Reproduce every record below exactly as it appears.
— BEGIN —
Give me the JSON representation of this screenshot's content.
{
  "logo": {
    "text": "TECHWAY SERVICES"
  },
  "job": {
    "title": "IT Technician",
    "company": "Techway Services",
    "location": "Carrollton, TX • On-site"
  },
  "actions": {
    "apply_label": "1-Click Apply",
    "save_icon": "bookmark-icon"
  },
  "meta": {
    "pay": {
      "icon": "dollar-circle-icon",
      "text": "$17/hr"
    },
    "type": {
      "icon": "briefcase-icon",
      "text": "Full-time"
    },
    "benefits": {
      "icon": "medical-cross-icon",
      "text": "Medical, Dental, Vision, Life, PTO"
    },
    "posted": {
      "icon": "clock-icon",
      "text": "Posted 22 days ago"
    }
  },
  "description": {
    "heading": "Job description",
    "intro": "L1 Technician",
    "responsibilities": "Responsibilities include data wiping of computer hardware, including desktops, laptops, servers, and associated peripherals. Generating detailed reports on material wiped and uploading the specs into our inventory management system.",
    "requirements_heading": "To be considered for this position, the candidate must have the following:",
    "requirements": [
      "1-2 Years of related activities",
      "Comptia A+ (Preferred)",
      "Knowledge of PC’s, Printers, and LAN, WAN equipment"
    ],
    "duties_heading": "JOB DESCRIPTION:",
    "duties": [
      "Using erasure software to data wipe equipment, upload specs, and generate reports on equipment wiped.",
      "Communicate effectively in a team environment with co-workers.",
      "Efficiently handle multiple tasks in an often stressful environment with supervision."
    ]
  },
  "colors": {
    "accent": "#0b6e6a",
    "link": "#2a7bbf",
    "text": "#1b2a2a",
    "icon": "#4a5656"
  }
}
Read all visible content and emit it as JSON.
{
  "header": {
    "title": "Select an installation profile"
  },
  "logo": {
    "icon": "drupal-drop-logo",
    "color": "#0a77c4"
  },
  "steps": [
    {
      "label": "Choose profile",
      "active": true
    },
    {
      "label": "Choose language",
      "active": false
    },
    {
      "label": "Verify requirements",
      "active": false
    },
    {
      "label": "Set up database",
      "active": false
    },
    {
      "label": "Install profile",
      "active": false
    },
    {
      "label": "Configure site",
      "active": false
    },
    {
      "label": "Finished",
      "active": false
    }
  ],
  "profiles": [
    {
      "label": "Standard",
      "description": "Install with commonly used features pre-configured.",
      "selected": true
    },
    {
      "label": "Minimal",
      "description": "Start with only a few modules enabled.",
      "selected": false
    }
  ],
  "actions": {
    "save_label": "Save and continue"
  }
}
— END —
> _FINAL RESULT_
Give me the JSON representation of this screenshot's content.
{
  "logo": {
    "text": "TECHWAY SERVICES"
  },
  "job": {
    "title": "IT Technician",
    "company": "Techway Services",
    "location": "Carrollton, TX • On-site"
  },
  "actions": {
    "apply_label": "1-Click Apply",
    "save_icon": "bookmark-icon"
  },
  "meta": {
    "pay": {
      "icon": "dollar-circle-icon",
      "text": "$17/hr"
    },
    "type": {
      "icon": "briefcase-icon",
      "text": "Full-time"
    },
    "benefits": {
      "icon": "medical-cross-icon",
      "text": "Medical, Dental, Vision, Life, PTO"
    },
    "posted": {
      "icon": "clock-icon",
      "text": "Posted 22 days ago"
    }
  },
  "description": {
    "heading": "Job description",
    "intro": "L1 Technician",
    "responsibilities": "Responsibilities include data wiping of computer hardware, including desktops, laptops, servers, and associated peripherals. Generating detailed reports on material wiped and uploading the specs into our inventory management system.",
    "requirements_heading": "To be considered for this position, the candidate must have the following:",
    "requirements": [
      "1-2 Years of related activities",
      "Comptia A+ (Preferred)",
      "Knowledge of PC’s, Printers, and LAN, WAN equipment"
    ],
    "duties_heading": "JOB DESCRIPTION:",
    "duties": [
      "Using erasure software to data wipe equipment, upload specs, and generate reports on equipment wiped.",
      "Communicate effectively in a team environment with co-workers.",
      "Efficiently handle multiple tasks in an often stressful environment with supervision."
    ]
  },
  "colors": {
    "accent": "#0b6e6a",
    "link": "#2a7bbf",
    "text": "#1b2a2a",
    "icon": "#4a5656"
  }
}
Read all visible content and emit it as JSON.
{
  "header": {
    "title": "Select an installation profile"
  },
  "logo": {
    "icon": "drupal-drop-logo",
    "color": "#0a77c4"
  },
  "steps": [
    {
      "label": "Choose profile",
      "active": true
    },
    {
      "label": "Choose language",
      "active": false
    },
    {
      "label": "Verify requirements",
      "active": false
    },
    {
      "label": "Set up database",
      "active": false
    },
    {
      "label": "Install profile",
      "active": false
    },
    {
      "label": "Configure site",
      "active": false
    },
    {
      "label": "Finished",
      "active": false
    }
  ],
  "profiles": [
    {
      "label": "Standard",
      "description": "Install with commonly used features pre-configured.",
      "selected": true
    },
    {
      "label": "Minimal",
      "description": "Start with only a few modules enabled.",
      "selected": false
    }
  ],
  "actions": {
    "save_label": "Save and continue"
  }
}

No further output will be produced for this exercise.